**Records for processing**

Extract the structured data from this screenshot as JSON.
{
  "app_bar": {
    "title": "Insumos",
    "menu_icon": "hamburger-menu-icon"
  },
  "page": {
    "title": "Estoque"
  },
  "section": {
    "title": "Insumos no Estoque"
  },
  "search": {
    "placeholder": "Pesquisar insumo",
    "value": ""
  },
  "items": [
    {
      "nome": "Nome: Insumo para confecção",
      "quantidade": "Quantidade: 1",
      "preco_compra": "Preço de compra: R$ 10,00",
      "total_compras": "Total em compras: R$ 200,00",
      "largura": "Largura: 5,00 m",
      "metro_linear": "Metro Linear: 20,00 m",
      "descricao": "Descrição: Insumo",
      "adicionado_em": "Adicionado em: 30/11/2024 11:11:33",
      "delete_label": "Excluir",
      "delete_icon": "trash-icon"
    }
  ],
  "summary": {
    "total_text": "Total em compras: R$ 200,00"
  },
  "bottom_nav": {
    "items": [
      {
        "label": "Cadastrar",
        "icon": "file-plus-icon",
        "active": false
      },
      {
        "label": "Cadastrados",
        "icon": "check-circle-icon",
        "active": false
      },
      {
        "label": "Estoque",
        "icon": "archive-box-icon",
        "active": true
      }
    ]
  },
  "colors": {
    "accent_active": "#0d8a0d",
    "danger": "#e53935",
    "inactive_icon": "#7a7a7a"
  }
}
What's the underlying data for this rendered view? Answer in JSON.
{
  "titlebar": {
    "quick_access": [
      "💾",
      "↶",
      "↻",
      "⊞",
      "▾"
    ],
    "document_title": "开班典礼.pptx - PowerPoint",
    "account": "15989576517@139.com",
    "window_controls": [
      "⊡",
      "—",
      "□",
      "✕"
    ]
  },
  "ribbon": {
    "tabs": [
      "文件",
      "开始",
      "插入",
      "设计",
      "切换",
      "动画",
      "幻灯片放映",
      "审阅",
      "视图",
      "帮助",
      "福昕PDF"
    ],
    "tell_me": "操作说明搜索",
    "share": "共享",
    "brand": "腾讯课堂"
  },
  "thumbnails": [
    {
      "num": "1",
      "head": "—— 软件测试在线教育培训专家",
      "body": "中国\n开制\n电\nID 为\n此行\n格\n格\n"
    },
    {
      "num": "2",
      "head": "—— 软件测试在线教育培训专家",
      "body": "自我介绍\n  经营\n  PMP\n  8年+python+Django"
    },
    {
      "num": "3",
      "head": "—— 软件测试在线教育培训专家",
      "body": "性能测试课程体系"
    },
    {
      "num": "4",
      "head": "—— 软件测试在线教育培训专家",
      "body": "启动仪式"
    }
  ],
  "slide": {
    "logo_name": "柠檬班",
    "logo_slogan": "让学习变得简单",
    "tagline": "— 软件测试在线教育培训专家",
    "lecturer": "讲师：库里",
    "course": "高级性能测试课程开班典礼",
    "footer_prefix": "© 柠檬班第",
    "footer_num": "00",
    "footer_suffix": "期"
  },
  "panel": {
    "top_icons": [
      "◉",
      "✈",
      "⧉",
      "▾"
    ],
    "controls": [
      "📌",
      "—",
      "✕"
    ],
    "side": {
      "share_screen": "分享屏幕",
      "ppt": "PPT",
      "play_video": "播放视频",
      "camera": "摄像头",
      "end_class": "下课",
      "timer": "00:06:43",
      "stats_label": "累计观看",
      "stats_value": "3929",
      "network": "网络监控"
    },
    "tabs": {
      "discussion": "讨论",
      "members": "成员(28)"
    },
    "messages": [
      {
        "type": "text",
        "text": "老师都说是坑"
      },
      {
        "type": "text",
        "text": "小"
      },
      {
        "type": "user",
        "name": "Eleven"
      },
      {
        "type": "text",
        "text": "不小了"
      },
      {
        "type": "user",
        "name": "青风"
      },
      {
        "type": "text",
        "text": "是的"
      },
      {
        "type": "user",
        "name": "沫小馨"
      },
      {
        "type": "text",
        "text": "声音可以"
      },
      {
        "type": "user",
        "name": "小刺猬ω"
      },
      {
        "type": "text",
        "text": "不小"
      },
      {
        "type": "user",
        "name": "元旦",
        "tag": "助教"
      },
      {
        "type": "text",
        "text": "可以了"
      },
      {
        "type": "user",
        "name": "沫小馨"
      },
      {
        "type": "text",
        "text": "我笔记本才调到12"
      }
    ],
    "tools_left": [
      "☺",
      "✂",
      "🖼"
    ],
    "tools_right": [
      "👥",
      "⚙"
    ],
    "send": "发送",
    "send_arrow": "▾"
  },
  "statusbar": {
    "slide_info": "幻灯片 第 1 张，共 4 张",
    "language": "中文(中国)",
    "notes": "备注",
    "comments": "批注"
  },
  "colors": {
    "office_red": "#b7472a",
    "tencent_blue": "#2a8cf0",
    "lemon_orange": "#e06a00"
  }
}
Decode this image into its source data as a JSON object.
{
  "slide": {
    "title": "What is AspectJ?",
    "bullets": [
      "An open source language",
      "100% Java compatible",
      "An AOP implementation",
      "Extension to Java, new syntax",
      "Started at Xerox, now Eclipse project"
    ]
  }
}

**Task instructions**
Reproduce the listing above word for word.

**Exercise result**
Extract the structured data from this screenshot as JSON.
{
  "app_bar": {
    "title": "Insumos",
    "menu_icon": "hamburger-menu-icon"
  },
  "page": {
    "title": "Estoque"
  },
  "section": {
    "title": "Insumos no Estoque"
  },
  "search": {
    "placeholder": "Pesquisar insumo",
    "value": ""
  },
  "items": [
    {
      "nome": "Nome: Insumo para confecção",
      "quantidade": "Quantidade: 1",
      "preco_compra": "Preço de compra: R$ 10,00",
      "total_compras": "Total em compras: R$ 200,00",
      "largura": "Largura: 5,00 m",
      "metro_linear": "Metro Linear: 20,00 m",
      "descricao": "Descrição: Insumo",
      "adicionado_em": "Adicionado em: 30/11/2024 11:11:33",
      "delete_label": "Excluir",
      "delete_icon": "trash-icon"
    }
  ],
  "summary": {
    "total_text": "Total em compras: R$ 200,00"
  },
  "bottom_nav": {
    "items": [
      {
        "label": "Cadastrar",
        "icon": "file-plus-icon",
        "active": false
      },
      {
        "label": "Cadastrados",
        "icon": "check-circle-icon",
        "active": false
      },
      {
        "label": "Estoque",
        "icon": "archive-box-icon",
        "active": true
      }
    ]
  },
  "colors": {
    "accent_active": "#0d8a0d",
    "danger": "#e53935",
    "inactive_icon": "#7a7a7a"
  }
}
What's the underlying data for this rendered view? Answer in JSON.
{
  "titlebar": {
    "quick_access": [
      "💾",
      "↶",
      "↻",
      "⊞",
      "▾"
    ],
    "document_title": "开班典礼.pptx - PowerPoint",
    "account": "15989576517@139.com",
    "window_controls": [
      "⊡",
      "—",
      "□",
      "✕"
    ]
  },
  "ribbon": {
    "tabs": [
      "文件",
      "开始",
      "插入",
      "设计",
      "切换",
      "动画",
      "幻灯片放映",
      "审阅",
      "视图",
      "帮助",
      "福昕PDF"
    ],
    "tell_me": "操作说明搜索",
    "share": "共享",
    "brand": "腾讯课堂"
  },
  "thumbnails": [
    {
      "num": "1",
      "head": "—— 软件测试在线教育培训专家",
      "body": "中国\n开制\n电\nID 为\n此行\n格\n格\n"
    },
    {
      "num": "2",
      "head": "—— 软件测试在线教育培训专家",
      "body": "自我介绍\n  经营\n  PMP\n  8年+python+Django"
    },
    {
      "num": "3",
      "head": "—— 软件测试在线教育培训专家",
      "body": "性能测试课程体系"
    },
    {
      "num": "4",
      "head": "—— 软件测试在线教育培训专家",
      "body": "启动仪式"
    }
  ],
  "slide": {
    "logo_name": "柠檬班",
    "logo_slogan": "让学习变得简单",
    "tagline": "— 软件测试在线教育培训专家",
    "lecturer": "讲师：库里",
    "course": "高级性能测试课程开班典礼",
    "footer_prefix": "© 柠檬班第",
    "footer_num": "00",
    "footer_suffix": "期"
  },
  "panel": {
    "top_icons": [
      "◉",
      "✈",
      "⧉",
      "▾"
    ],
    "controls": [
      "📌",
      "—",
      "✕"
    ],
    "side": {
      "share_screen": "分享屏幕",
      "ppt": "PPT",
      "play_video": "播放视频",
      "camera": "摄像头",
      "end_class": "下课",
      "timer": "00:06:43",
      "stats_label": "累计观看",
      "stats_value": "3929",
      "network": "网络监控"
    },
    "tabs": {
      "discussion": "讨论",
      "members": "成员(28)"
    },
    "messages": [
      {
        "type": "text",
        "text": "老师都说是坑"
      },
      {
        "type": "text",
        "text": "小"
      },
      {
        "type": "user",
        "name": "Eleven"
      },
      {
        "type": "text",
        "text": "不小了"
      },
      {
        "type": "user",
        "name": "青风"
      },
      {
        "type": "text",
        "text": "是的"
      },
      {
        "type": "user",
        "name": "沫小馨"
      },
      {
        "type": "text",
        "text": "声音可以"
      },
      {
        "type": "user",
        "name": "小刺猬ω"
      },
      {
        "type": "text",
        "text": "不小"
      },
      {
        "type": "user",
        "name": "元旦",
        "tag": "助教"
      },
      {
        "type": "text",
        "text": "可以了"
      },
      {
        "type": "user",
        "name": "沫小馨"
      },
      {
        "type": "text",
        "text": "我笔记本才调到12"
      }
    ],
    "tools_left": [
      "☺",
      "✂",
      "🖼"
    ],
    "tools_right": [
      "👥",
      "⚙"
    ],
    "send": "发送",
    "send_arrow": "▾"
  },
  "statusbar": {
    "slide_info": "幻灯片 第 1 张，共 4 张",
    "language": "中文(中国)",
    "notes": "备注",
    "comments": "批注"
  },
  "colors": {
    "office_red": "#b7472a",
    "tencent_blue": "#2a8cf0",
    "lemon_orange": "#e06a00"
  }
}
Decode this image into its source data as a JSON object.
{
  "slide": {
    "title": "What is AspectJ?",
    "bullets": [
      "An open source language",
      "100% Java compatible",
      "An AOP implementation",
      "Extension to Java, new syntax",
      "Started at Xerox, now Eclipse project"
    ]
  }
}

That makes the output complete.